• _Listed records_:
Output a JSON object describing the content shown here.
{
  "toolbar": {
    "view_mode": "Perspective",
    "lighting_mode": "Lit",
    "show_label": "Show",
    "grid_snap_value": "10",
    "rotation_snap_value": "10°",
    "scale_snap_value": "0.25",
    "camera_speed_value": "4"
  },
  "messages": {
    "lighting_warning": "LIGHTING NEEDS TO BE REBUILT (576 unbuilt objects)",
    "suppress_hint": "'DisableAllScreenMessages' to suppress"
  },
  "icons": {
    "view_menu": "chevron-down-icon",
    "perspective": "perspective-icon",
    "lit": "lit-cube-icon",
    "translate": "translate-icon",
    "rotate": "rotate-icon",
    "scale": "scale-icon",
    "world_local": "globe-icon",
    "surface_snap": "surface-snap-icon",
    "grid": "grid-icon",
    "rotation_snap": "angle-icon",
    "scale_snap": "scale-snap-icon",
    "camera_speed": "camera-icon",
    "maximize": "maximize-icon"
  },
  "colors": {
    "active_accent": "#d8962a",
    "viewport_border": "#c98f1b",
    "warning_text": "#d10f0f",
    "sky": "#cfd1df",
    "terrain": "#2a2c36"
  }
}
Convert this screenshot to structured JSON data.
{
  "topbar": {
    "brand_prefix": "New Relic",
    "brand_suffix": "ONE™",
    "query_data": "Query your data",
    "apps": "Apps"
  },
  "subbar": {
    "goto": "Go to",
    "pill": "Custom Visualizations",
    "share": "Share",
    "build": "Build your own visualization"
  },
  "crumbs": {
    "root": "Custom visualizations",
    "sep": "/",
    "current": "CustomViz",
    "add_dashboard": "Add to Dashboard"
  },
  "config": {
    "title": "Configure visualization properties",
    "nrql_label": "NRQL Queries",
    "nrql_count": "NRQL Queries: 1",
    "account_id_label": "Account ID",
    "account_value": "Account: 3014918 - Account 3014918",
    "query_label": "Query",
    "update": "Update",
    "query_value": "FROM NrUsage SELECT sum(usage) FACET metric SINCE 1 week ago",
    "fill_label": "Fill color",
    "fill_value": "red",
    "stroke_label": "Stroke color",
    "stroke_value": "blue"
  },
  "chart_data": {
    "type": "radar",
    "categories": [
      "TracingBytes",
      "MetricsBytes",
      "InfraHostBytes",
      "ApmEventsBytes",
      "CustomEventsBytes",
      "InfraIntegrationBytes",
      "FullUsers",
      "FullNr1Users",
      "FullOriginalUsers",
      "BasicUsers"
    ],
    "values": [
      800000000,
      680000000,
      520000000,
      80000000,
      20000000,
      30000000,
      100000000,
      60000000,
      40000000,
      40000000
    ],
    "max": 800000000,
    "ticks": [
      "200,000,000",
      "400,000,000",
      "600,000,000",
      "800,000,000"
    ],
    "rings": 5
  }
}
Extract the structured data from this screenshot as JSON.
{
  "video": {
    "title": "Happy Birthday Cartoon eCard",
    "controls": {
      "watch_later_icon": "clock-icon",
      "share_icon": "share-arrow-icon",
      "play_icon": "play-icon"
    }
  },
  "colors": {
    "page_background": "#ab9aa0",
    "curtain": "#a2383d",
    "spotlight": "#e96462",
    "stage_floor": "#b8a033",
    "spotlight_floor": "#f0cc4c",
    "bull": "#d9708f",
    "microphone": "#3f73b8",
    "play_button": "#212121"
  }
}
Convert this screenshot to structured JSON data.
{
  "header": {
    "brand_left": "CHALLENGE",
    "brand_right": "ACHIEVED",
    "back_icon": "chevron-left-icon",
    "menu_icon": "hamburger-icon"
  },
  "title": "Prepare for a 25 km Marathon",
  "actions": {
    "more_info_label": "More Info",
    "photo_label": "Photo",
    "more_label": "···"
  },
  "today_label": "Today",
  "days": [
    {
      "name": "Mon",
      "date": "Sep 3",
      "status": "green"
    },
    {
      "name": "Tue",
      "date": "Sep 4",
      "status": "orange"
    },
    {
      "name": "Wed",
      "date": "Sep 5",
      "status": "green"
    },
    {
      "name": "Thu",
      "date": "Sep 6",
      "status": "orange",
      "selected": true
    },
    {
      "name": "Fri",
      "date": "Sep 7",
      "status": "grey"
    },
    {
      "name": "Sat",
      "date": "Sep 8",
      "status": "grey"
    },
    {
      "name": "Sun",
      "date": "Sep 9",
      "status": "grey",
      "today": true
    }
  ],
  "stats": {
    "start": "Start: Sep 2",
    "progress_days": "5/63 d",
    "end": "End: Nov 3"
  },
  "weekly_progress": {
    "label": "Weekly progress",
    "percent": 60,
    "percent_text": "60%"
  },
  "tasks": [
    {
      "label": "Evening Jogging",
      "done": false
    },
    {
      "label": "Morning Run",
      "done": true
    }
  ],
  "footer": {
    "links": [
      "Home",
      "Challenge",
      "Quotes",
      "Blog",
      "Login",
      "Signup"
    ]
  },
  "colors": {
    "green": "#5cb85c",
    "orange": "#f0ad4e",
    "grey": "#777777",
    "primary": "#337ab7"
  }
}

• _Challenge_:
Check all the records above and select each line where the string "name" is found.

• _Complete response_:
      "name": "Mon",
      "name": "Tue",
      "name": "Wed",
      "name": "Thu",
      "name": "Fri",
      "name": "Sat",
      "name": "Sun",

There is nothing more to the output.